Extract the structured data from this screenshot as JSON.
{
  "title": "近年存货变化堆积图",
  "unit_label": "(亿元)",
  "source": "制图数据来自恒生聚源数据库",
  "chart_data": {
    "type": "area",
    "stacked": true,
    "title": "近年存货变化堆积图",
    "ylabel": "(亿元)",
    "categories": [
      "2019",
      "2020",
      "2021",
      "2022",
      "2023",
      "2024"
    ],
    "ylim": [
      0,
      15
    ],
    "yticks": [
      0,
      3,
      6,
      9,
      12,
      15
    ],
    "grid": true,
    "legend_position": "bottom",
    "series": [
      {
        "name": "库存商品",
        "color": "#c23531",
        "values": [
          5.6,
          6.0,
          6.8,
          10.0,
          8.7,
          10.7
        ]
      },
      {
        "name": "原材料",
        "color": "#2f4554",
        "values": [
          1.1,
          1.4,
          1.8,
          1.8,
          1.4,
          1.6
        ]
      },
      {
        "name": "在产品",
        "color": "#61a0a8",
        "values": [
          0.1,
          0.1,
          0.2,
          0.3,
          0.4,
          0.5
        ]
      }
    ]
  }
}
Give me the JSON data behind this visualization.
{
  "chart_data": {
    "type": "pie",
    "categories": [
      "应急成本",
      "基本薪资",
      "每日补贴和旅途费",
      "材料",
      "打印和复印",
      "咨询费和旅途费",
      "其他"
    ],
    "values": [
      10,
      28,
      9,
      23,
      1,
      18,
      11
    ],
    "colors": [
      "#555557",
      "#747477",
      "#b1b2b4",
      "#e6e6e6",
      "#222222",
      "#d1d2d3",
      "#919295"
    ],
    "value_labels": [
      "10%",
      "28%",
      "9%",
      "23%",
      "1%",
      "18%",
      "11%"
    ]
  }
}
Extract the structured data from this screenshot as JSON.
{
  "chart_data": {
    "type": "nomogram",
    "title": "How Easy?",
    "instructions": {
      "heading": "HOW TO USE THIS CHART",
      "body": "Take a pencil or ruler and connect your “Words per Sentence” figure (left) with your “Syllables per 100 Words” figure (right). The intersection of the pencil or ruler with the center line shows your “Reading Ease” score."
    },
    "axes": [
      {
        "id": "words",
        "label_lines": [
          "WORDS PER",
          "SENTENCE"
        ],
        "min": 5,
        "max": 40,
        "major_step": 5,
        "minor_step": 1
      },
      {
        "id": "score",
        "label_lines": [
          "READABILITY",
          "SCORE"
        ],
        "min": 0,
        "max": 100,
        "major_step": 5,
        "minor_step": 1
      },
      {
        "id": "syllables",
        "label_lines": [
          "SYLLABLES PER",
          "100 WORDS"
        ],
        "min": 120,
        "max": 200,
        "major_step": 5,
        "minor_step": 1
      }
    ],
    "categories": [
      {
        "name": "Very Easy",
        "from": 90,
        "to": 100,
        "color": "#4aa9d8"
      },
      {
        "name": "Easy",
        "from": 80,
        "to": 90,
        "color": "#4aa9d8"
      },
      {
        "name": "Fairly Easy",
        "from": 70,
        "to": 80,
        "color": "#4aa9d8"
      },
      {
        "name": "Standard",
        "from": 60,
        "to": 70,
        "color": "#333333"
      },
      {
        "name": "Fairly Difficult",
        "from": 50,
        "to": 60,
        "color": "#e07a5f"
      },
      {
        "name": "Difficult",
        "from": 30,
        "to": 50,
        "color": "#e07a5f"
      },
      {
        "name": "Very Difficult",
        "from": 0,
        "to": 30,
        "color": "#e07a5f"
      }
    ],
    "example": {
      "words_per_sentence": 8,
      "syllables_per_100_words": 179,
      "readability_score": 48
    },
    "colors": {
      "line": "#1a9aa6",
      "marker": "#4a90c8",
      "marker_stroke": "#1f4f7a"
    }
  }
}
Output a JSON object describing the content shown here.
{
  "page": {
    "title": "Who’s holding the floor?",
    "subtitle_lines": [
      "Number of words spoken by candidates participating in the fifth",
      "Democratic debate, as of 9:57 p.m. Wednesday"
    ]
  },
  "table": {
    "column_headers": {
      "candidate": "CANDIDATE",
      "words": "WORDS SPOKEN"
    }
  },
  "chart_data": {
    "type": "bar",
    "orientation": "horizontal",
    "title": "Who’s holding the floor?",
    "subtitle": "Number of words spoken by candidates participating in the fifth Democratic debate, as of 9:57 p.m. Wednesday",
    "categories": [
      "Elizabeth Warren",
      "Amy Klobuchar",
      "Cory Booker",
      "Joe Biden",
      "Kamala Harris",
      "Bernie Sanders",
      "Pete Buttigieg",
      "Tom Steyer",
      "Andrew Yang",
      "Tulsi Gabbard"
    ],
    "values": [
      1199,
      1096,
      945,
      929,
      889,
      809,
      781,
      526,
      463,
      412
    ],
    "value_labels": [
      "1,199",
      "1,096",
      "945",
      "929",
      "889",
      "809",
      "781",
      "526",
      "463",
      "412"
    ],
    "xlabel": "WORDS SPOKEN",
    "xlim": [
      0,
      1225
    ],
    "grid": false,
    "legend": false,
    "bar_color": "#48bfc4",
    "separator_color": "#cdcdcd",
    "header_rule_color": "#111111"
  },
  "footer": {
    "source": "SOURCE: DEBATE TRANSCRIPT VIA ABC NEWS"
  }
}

*DIRECTIONS FOR THIS TASK:*
Point out every line holding the string "Easy" and copy it.

*RESULT OF THE TASK:*
    "title": "How Easy?",
        "name": "Very Easy",
        "name": "Easy",
        "name": "Fairly Easy",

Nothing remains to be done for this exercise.